#### [Task requirements]
Convert the listing below into a Markdown table with the columns Number and Listing line, putting each line's number in the first column and the line itself in the second. Cover every line and leave out blank lines.

(Element position data)
************

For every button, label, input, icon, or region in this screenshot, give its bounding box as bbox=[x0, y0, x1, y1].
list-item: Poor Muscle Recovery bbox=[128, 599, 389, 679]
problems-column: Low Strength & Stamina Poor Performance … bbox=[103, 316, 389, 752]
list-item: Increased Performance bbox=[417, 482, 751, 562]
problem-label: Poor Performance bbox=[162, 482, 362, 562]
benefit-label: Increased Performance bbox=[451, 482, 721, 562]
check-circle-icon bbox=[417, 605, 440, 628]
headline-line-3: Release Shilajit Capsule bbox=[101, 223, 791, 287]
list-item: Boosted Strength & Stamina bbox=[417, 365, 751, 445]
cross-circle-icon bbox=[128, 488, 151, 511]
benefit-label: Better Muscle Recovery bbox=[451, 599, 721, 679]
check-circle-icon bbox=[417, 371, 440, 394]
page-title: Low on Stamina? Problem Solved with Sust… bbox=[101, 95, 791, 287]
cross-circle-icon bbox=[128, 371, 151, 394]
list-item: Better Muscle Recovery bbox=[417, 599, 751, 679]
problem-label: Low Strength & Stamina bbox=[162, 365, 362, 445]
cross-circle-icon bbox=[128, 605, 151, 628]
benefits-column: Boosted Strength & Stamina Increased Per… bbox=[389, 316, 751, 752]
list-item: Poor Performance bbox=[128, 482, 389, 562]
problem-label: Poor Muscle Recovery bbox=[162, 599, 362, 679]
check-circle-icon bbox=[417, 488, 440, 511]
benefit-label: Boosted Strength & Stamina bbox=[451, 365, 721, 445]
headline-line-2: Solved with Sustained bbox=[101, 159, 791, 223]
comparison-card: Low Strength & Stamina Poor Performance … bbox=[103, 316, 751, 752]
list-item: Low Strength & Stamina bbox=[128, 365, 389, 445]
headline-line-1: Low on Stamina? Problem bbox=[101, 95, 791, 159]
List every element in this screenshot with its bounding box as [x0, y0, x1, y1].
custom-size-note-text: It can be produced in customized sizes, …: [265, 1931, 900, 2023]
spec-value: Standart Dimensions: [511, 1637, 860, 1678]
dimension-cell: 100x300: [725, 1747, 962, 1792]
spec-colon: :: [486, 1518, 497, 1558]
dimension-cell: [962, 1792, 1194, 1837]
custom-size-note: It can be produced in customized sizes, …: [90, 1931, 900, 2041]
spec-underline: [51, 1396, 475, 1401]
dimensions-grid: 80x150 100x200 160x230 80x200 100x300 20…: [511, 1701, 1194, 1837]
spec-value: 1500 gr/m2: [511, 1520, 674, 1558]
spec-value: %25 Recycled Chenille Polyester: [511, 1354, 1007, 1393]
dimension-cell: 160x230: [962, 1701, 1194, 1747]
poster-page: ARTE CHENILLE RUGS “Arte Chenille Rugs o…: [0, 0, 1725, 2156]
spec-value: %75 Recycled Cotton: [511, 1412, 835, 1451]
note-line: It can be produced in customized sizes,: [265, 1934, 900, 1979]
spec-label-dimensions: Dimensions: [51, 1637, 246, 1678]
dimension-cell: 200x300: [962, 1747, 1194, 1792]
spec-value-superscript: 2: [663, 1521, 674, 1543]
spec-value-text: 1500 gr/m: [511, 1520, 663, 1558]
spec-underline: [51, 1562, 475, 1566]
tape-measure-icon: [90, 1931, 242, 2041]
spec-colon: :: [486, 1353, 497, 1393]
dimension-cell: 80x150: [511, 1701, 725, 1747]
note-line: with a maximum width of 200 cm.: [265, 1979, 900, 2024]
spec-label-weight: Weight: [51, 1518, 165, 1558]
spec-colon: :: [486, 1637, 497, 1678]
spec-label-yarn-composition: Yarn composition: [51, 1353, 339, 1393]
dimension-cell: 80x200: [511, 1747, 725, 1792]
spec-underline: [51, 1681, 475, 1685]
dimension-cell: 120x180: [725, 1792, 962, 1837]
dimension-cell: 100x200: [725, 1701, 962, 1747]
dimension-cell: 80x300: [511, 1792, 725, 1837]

************

#### [Answer below]
| Number | Listing line |
|---|---|
| 1 | For every button, label, input, icon, or region in this screenshot, give its bounding box as bbox=[x0, y0, x1, y1]. |
| 2 | list-item: Poor Muscle Recovery bbox=[128, 599, 389, 679] |
| 3 | problems-column: Low Strength & Stamina Poor Performance … bbox=[103, 316, 389, 752] |
| 4 | list-item: Increased Performance bbox=[417, 482, 751, 562] |
| 5 | problem-label: Poor Performance bbox=[162, 482, 362, 562] |
| 6 | benefit-label: Increased Performance bbox=[451, 482, 721, 562] |
| 7 | check-circle-icon bbox=[417, 605, 440, 628] |
| 8 | headline-line-3: Release Shilajit Capsule bbox=[101, 223, 791, 287] |
| 9 | list-item: Boosted Strength & Stamina bbox=[417, 365, 751, 445] |
| 10 | cross-circle-icon bbox=[128, 488, 151, 511] |
| 11 | benefit-label: Better Muscle Recovery bbox=[451, 599, 721, 679] |
| 12 | check-circle-icon bbox=[417, 371, 440, 394] |
| 13 | page-title: Low on Stamina? Problem Solved with Sust… bbox=[101, 95, 791, 287] |
| 14 | cross-circle-icon bbox=[128, 371, 151, 394] |
| 15 | list-item: Better Muscle Recovery bbox=[417, 599, 751, 679] |
| 16 | problem-label: Low Strength & Stamina bbox=[162, 365, 362, 445] |
| 17 | cross-circle-icon bbox=[128, 605, 151, 628] |
| 18 | benefits-column: Boosted Strength & Stamina Increased Per… bbox=[389, 316, 751, 752] |
| 19 | list-item: Poor Performance bbox=[128, 482, 389, 562] |
| 20 | problem-label: Poor Muscle Recovery bbox=[162, 599, 362, 679] |
| 21 | check-circle-icon bbox=[417, 488, 440, 511] |
| 22 | benefit-label: Boosted Strength & Stamina bbox=[451, 365, 721, 445] |
| 23 | headline-line-2: Solved with Sustained bbox=[101, 159, 791, 223] |
| 24 | comparison-card: Low Strength & Stamina Poor Performance … bbox=[103, 316, 751, 752] |
| 25 | list-item: Low Strength & Stamina bbox=[128, 365, 389, 445] |
| 26 | headline-line-1: Low on Stamina? Problem bbox=[101, 95, 791, 159] |
| 27 | List every element in this screenshot with its bounding box as [x0, y0, x1, y1]. |
| 28 | custom-size-note-text: It can be produced in customized sizes, …: [265, 1931, 900, 2023] |
| 29 | spec-value: Standart Dimensions: [511, 1637, 860, 1678] |
| 30 | dimension-cell: 100x300: [725, 1747, 962, 1792] |
| 31 | spec-colon: :: [486, 1518, 497, 1558] |
| 32 | dimension-cell: [962, 1792, 1194, 1837] |
| 33 | custom-size-note: It can be produced in customized sizes, …: [90, 1931, 900, 2041] |
| 34 | spec-underline: [51, 1396, 475, 1401] |
| 35 | dimensions-grid: 80x150 100x200 160x230 80x200 100x300 20…: [511, 1701, 1194, 1837] |
| 36 | spec-value: 1500 gr/m2: [511, 1520, 674, 1558] |
| 37 | spec-value: %25 Recycled Chenille Polyester: [511, 1354, 1007, 1393] |
| 38 | dimension-cell: 160x230: [962, 1701, 1194, 1747] |
| 39 | poster-page: ARTE CHENILLE RUGS “Arte Chenille Rugs o…: [0, 0, 1725, 2156] |
| 40 | spec-value: %75 Recycled Cotton: [511, 1412, 835, 1451] |
| 41 | note-line: It can be produced in customized sizes,: [265, 1934, 900, 1979] |
| 42 | spec-label-dimensions: Dimensions: [51, 1637, 246, 1678] |
| 43 | dimension-cell: 200x300: [962, 1747, 1194, 1792] |
| 44 | spec-value-superscript: 2: [663, 1521, 674, 1543] |
| 45 | spec-value-text: 1500 gr/m: [511, 1520, 663, 1558] |
| 46 | spec-underline: [51, 1562, 475, 1566] |
| 47 | tape-measure-icon: [90, 1931, 242, 2041] |
| 48 | spec-colon: :: [486, 1353, 497, 1393] |
| 49 | dimension-cell: 80x150: [511, 1701, 725, 1747] |
| 50 | note-line: with a maximum width of 200 cm.: [265, 1979, 900, 2024] |
| 51 | spec-label-weight: Weight: [51, 1518, 165, 1558] |
| 52 | spec-colon: :: [486, 1637, 497, 1678] |
| 53 | spec-label-yarn-composition: Yarn composition: [51, 1353, 339, 1393] |
| 54 | dimension-cell: 80x200: [511, 1747, 725, 1792] |
| 55 | spec-underline: [51, 1681, 475, 1685] |
| 56 | dimension-cell: 120x180: [725, 1792, 962, 1837] |
| 57 | dimension-cell: 100x200: [725, 1701, 962, 1747] |
| 58 | dimension-cell: 80x300: [511, 1792, 725, 1837] |